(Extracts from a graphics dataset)
◆ ◆ ◆ ◆ ◆
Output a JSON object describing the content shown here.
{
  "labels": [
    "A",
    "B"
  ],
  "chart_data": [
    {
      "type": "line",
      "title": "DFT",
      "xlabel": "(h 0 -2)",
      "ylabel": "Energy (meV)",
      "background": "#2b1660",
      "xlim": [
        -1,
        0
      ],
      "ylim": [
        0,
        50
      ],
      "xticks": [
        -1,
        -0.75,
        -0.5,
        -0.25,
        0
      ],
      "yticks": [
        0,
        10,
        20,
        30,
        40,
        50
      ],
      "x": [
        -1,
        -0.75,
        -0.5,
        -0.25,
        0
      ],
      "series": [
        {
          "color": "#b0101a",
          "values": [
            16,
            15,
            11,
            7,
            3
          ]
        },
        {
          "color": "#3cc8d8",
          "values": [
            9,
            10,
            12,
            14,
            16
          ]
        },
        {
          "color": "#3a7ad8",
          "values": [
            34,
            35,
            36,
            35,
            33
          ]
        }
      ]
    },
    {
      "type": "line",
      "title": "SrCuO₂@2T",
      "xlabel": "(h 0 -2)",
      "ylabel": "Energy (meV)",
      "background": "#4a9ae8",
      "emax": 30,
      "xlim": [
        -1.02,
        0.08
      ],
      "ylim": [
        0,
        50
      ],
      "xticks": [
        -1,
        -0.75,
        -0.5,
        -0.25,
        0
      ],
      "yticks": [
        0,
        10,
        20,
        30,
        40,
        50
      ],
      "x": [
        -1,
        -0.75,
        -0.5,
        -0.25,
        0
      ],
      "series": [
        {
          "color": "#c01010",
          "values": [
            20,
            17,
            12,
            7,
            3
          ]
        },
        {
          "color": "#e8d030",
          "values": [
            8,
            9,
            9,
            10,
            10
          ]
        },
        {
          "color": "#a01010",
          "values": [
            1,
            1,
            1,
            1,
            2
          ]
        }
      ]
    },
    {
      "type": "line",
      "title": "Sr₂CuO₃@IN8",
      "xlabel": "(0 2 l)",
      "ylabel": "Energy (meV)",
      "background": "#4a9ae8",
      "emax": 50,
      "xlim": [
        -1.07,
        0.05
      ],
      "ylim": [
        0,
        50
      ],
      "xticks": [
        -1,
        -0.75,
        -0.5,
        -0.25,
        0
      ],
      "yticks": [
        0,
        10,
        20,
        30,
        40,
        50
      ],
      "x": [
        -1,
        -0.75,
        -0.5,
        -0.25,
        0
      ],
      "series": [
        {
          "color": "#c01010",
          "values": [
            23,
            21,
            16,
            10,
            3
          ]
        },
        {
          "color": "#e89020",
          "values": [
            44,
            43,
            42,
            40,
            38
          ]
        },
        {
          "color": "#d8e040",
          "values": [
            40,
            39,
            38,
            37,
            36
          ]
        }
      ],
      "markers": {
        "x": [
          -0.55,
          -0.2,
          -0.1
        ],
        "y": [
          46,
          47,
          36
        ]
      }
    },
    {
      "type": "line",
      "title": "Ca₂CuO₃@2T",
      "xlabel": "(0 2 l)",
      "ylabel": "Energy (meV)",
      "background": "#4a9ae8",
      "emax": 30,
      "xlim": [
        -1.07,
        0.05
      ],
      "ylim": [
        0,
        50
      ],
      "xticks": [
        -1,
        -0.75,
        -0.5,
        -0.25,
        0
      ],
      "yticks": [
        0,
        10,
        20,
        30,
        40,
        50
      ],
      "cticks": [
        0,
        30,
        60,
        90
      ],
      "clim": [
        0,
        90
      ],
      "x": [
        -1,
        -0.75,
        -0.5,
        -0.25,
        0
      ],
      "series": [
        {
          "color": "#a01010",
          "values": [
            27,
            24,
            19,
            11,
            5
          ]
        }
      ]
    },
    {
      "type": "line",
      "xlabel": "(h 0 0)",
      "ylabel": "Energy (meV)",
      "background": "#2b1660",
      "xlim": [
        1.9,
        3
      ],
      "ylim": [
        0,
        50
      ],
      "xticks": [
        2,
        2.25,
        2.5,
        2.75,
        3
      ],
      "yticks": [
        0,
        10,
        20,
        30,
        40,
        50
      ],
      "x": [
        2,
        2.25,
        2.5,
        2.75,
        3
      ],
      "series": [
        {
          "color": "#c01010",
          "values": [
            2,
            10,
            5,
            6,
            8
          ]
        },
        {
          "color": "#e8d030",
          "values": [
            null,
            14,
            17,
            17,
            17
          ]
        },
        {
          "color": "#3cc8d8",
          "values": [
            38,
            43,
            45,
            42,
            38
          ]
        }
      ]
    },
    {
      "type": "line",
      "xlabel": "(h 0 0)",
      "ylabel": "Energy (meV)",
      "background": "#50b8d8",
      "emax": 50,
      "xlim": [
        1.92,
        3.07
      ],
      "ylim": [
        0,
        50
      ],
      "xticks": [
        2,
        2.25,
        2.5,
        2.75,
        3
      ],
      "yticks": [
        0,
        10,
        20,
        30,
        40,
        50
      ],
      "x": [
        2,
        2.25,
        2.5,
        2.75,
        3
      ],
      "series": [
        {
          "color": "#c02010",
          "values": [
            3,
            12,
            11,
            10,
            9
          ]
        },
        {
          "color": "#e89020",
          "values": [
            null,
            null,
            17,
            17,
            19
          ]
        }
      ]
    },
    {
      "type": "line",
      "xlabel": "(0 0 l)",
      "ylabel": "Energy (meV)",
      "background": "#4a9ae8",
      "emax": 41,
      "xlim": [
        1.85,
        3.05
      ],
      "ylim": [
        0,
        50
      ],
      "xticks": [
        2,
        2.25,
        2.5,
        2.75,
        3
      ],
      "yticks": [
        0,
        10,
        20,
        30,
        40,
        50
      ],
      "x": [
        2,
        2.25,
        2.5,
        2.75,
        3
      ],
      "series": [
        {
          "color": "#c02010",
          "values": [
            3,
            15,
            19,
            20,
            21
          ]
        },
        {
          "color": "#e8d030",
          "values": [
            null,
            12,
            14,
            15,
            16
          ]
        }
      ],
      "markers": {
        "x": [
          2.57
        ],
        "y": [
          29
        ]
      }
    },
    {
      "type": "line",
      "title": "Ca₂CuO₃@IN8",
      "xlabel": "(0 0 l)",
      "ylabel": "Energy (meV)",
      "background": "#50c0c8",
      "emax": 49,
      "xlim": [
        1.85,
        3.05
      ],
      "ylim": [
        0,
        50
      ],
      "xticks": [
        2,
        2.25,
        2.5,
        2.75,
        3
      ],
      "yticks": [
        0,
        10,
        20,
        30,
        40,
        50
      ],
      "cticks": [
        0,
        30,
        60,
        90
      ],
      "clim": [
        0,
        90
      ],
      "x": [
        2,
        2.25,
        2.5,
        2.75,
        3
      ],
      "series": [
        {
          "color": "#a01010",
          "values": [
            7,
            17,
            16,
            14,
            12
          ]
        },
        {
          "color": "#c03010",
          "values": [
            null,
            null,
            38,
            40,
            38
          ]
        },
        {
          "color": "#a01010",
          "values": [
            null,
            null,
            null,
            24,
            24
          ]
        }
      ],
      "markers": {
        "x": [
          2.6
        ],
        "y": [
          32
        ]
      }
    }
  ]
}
◆ ◆ ◆ ◆ ◆
## DIRECTIONS FOR THIS TASK
Extract each line from the listing above, please, and repeat it exactly.

## ANSWER TO THIS TASK
Output a JSON object describing the content shown here.
{
  "labels": [
    "A",
    "B"
  ],
  "chart_data": [
    {
      "type": "line",
      "title": "DFT",
      "xlabel": "(h 0 -2)",
      "ylabel": "Energy (meV)",
      "background": "#2b1660",
      "xlim": [
        -1,
        0
      ],
      "ylim": [
        0,
        50
      ],
      "xticks": [
        -1,
        -0.75,
        -0.5,
        -0.25,
        0
      ],
      "yticks": [
        0,
        10,
        20,
        30,
        40,
        50
      ],
      "x": [
        -1,
        -0.75,
        -0.5,
        -0.25,
        0
      ],
      "series": [
        {
          "color": "#b0101a",
          "values": [
            16,
            15,
            11,
            7,
            3
          ]
        },
        {
          "color": "#3cc8d8",
          "values": [
            9,
            10,
            12,
            14,
            16
          ]
        },
        {
          "color": "#3a7ad8",
          "values": [
            34,
            35,
            36,
            35,
            33
          ]
        }
      ]
    },
    {
      "type": "line",
      "title": "SrCuO₂@2T",
      "xlabel": "(h 0 -2)",
      "ylabel": "Energy (meV)",
      "background": "#4a9ae8",
      "emax": 30,
      "xlim": [
        -1.02,
        0.08
      ],
      "ylim": [
        0,
        50
      ],
      "xticks": [
        -1,
        -0.75,
        -0.5,
        -0.25,
        0
      ],
      "yticks": [
        0,
        10,
        20,
        30,
        40,
        50
      ],
      "x": [
        -1,
        -0.75,
        -0.5,
        -0.25,
        0
      ],
      "series": [
        {
          "color": "#c01010",
          "values": [
            20,
            17,
            12,
            7,
            3
          ]
        },
        {
          "color": "#e8d030",
          "values": [
            8,
            9,
            9,
            10,
            10
          ]
        },
        {
          "color": "#a01010",
          "values": [
            1,
            1,
            1,
            1,
            2
          ]
        }
      ]
    },
    {
      "type": "line",
      "title": "Sr₂CuO₃@IN8",
      "xlabel": "(0 2 l)",
      "ylabel": "Energy (meV)",
      "background": "#4a9ae8",
      "emax": 50,
      "xlim": [
        -1.07,
        0.05
      ],
      "ylim": [
        0,
        50
      ],
      "xticks": [
        -1,
        -0.75,
        -0.5,
        -0.25,
        0
      ],
      "yticks": [
        0,
        10,
        20,
        30,
        40,
        50
      ],
      "x": [
        -1,
        -0.75,
        -0.5,
        -0.25,
        0
      ],
      "series": [
        {
          "color": "#c01010",
          "values": [
            23,
            21,
            16,
            10,
            3
          ]
        },
        {
          "color": "#e89020",
          "values": [
            44,
            43,
            42,
            40,
            38
          ]
        },
        {
          "color": "#d8e040",
          "values": [
            40,
            39,
            38,
            37,
            36
          ]
        }
      ],
      "markers": {
        "x": [
          -0.55,
          -0.2,
          -0.1
        ],
        "y": [
          46,
          47,
          36
        ]
      }
    },
    {
      "type": "line",
      "title": "Ca₂CuO₃@2T",
      "xlabel": "(0 2 l)",
      "ylabel": "Energy (meV)",
      "background": "#4a9ae8",
      "emax": 30,
      "xlim": [
        -1.07,
        0.05
      ],
      "ylim": [
        0,
        50
      ],
      "xticks": [
        -1,
        -0.75,
        -0.5,
        -0.25,
        0
      ],
      "yticks": [
        0,
        10,
        20,
        30,
        40,
        50
      ],
      "cticks": [
        0,
        30,
        60,
        90
      ],
      "clim": [
        0,
        90
      ],
      "x": [
        -1,
        -0.75,
        -0.5,
        -0.25,
        0
      ],
      "series": [
        {
          "color": "#a01010",
          "values": [
            27,
            24,
            19,
            11,
            5
          ]
        }
      ]
    },
    {
      "type": "line",
      "xlabel": "(h 0 0)",
      "ylabel": "Energy (meV)",
      "background": "#2b1660",
      "xlim": [
        1.9,
        3
      ],
      "ylim": [
        0,
        50
      ],
      "xticks": [
        2,
        2.25,
        2.5,
        2.75,
        3
      ],
      "yticks": [
        0,
        10,
        20,
        30,
        40,
        50
      ],
      "x": [
        2,
        2.25,
        2.5,
        2.75,
        3
      ],
      "series": [
        {
          "color": "#c01010",
          "values": [
            2,
            10,
            5,
            6,
            8
          ]
        },
        {
          "color": "#e8d030",
          "values": [
            null,
            14,
            17,
            17,
            17
          ]
        },
        {
          "color": "#3cc8d8",
          "values": [
            38,
            43,
            45,
            42,
            38
          ]
        }
      ]
    },
    {
      "type": "line",
      "xlabel": "(h 0 0)",
      "ylabel": "Energy (meV)",
      "background": "#50b8d8",
      "emax": 50,
      "xlim": [
        1.92,
        3.07
      ],
      "ylim": [
        0,
        50
      ],
      "xticks": [
        2,
        2.25,
        2.5,
        2.75,
        3
      ],
      "yticks": [
        0,
        10,
        20,
        30,
        40,
        50
      ],
      "x": [
        2,
        2.25,
        2.5,
        2.75,
        3
      ],
      "series": [
        {
          "color": "#c02010",
          "values": [
            3,
            12,
            11,
            10,
            9
          ]
        },
        {
          "color": "#e89020",
          "values": [
            null,
            null,
            17,
            17,
            19
          ]
        }
      ]
    },
    {
      "type": "line",
      "xlabel": "(0 0 l)",
      "ylabel": "Energy (meV)",
      "background": "#4a9ae8",
      "emax": 41,
      "xlim": [
        1.85,
        3.05
      ],
      "ylim": [
        0,
        50
      ],
      "xticks": [
        2,
        2.25,
        2.5,
        2.75,
        3
      ],
      "yticks": [
        0,
        10,
        20,
        30,
        40,
        50
      ],
      "x": [
        2,
        2.25,
        2.5,
        2.75,
        3
      ],
      "series": [
        {
          "color": "#c02010",
          "values": [
            3,
            15,
            19,
            20,
            21
          ]
        },
        {
          "color": "#e8d030",
          "values": [
            null,
            12,
            14,
            15,
            16
          ]
        }
      ],
      "markers": {
        "x": [
          2.57
        ],
        "y": [
          29
        ]
      }
    },
    {
      "type": "line",
      "title": "Ca₂CuO₃@IN8",
      "xlabel": "(0 0 l)",
      "ylabel": "Energy (meV)",
      "background": "#50c0c8",
      "emax": 49,
      "xlim": [
        1.85,
        3.05
      ],
      "ylim": [
        0,
        50
      ],
      "xticks": [
        2,
        2.25,
        2.5,
        2.75,
        3
      ],
      "yticks": [
        0,
        10,
        20,
        30,
        40,
        50
      ],
      "cticks": [
        0,
        30,
        60,
        90
      ],
      "clim": [
        0,
        90
      ],
      "x": [
        2,
        2.25,
        2.5,
        2.75,
        3
      ],
      "series": [
        {
          "color": "#a01010",
          "values": [
            7,
            17,
            16,
            14,
            12
          ]
        },
        {
          "color": "#c03010",
          "values": [
            null,
            null,
            38,
            40,
            38
          ]
        },
        {
          "color": "#a01010",
          "values": [
            null,
            null,
            null,
            24,
            24
          ]
        }
      ],
      "markers": {
        "x": [
          2.6
        ],
        "y": [
          32
        ]
      }
    }
  ]
}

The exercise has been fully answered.